EXERCISE: Extract every line that includes the string "does".

++++++

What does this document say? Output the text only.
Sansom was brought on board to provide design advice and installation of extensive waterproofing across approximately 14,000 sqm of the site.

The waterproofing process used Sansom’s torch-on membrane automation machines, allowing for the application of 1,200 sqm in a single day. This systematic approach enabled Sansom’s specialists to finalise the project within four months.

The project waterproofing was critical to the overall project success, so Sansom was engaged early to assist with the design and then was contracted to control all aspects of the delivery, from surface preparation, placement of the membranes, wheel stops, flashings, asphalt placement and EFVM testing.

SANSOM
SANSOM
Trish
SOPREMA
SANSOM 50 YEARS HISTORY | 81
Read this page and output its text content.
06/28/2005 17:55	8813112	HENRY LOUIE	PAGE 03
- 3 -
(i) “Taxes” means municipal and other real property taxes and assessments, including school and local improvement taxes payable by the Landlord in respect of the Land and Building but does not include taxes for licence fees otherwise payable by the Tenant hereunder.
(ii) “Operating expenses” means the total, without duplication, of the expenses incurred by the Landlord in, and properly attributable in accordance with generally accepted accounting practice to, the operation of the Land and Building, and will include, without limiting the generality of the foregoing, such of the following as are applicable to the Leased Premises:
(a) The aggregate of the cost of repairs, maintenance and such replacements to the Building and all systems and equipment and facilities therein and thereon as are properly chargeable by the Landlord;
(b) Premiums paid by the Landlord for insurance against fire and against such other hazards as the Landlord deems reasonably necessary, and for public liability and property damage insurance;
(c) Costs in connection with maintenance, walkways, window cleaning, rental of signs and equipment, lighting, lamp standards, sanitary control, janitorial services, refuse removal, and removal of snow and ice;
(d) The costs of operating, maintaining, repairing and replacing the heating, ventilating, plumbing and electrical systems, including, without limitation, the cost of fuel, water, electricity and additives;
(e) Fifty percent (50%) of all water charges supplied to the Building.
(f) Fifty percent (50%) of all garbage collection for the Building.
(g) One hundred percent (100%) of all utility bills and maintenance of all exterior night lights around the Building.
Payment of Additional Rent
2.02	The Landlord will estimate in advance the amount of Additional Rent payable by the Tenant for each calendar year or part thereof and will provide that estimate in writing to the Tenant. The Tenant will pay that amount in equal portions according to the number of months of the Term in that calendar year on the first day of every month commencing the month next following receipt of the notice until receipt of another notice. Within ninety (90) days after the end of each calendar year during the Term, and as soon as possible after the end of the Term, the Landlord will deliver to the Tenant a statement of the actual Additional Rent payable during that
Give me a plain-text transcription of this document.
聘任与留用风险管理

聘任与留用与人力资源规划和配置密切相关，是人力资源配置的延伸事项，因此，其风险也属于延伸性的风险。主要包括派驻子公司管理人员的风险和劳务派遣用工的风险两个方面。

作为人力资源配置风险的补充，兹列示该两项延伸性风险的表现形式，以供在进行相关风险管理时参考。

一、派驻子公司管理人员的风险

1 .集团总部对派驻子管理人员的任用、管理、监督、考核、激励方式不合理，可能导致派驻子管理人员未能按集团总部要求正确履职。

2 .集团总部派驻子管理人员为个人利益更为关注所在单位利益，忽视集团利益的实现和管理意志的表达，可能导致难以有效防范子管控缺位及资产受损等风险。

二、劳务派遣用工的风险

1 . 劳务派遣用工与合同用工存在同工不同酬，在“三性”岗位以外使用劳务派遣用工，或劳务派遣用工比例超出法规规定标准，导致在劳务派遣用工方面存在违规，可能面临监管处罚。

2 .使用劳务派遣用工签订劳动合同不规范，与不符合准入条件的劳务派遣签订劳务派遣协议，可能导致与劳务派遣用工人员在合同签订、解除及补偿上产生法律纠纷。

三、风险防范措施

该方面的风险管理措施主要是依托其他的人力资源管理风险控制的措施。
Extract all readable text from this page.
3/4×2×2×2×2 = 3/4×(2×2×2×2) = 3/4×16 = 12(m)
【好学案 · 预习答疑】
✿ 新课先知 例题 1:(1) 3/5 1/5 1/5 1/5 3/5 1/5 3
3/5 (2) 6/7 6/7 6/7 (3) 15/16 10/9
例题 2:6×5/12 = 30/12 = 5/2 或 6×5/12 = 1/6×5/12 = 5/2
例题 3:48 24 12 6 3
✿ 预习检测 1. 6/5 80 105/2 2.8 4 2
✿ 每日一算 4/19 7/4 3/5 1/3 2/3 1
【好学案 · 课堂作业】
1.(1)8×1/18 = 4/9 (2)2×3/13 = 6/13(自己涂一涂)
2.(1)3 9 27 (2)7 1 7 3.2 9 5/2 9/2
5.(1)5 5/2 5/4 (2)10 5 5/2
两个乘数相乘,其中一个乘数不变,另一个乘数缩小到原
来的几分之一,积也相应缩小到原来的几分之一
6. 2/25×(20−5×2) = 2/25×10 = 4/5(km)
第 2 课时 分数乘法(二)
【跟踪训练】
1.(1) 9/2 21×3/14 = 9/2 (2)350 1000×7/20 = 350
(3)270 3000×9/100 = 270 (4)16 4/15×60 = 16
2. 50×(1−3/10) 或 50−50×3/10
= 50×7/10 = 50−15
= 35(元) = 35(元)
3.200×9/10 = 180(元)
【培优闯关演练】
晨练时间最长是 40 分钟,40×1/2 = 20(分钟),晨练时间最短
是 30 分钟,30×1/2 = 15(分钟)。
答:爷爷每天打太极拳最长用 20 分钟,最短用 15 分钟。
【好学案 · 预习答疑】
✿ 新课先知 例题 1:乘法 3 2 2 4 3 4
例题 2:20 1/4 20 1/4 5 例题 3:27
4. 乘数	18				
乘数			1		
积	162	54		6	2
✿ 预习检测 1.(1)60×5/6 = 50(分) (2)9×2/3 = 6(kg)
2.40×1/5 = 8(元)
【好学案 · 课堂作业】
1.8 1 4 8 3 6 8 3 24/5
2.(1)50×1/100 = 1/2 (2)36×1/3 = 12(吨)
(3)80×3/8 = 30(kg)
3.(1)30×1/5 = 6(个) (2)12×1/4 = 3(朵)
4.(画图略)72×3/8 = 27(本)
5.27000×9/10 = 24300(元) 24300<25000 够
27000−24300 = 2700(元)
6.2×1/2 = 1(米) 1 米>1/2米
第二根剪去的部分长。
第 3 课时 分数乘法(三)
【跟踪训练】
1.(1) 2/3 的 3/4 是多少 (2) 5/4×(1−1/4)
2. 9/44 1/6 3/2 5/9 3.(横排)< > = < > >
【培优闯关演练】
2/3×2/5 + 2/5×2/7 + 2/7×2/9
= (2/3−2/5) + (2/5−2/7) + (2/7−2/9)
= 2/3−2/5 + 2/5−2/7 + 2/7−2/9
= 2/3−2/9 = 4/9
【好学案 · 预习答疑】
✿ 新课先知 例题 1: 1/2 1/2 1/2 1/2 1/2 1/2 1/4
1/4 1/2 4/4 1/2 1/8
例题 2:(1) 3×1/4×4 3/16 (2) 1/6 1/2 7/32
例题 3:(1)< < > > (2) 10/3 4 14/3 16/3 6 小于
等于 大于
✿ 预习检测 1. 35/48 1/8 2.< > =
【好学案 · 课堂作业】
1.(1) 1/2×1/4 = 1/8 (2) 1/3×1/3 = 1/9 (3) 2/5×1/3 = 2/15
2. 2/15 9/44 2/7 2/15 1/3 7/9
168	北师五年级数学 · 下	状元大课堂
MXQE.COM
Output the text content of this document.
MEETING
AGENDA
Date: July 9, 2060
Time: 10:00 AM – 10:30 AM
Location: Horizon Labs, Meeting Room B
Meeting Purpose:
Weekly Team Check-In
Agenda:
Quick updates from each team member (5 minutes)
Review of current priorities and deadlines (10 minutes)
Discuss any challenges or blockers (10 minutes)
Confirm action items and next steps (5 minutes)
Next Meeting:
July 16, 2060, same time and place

++++++

CORRECT RESULT:
What does this document say? Output the text only.
(i) “Taxes” means municipal and other real property taxes and assessments, including school and local improvement taxes payable by the Landlord in respect of the Land and Building but does not include taxes for licence fees otherwise payable by the Tenant hereunder.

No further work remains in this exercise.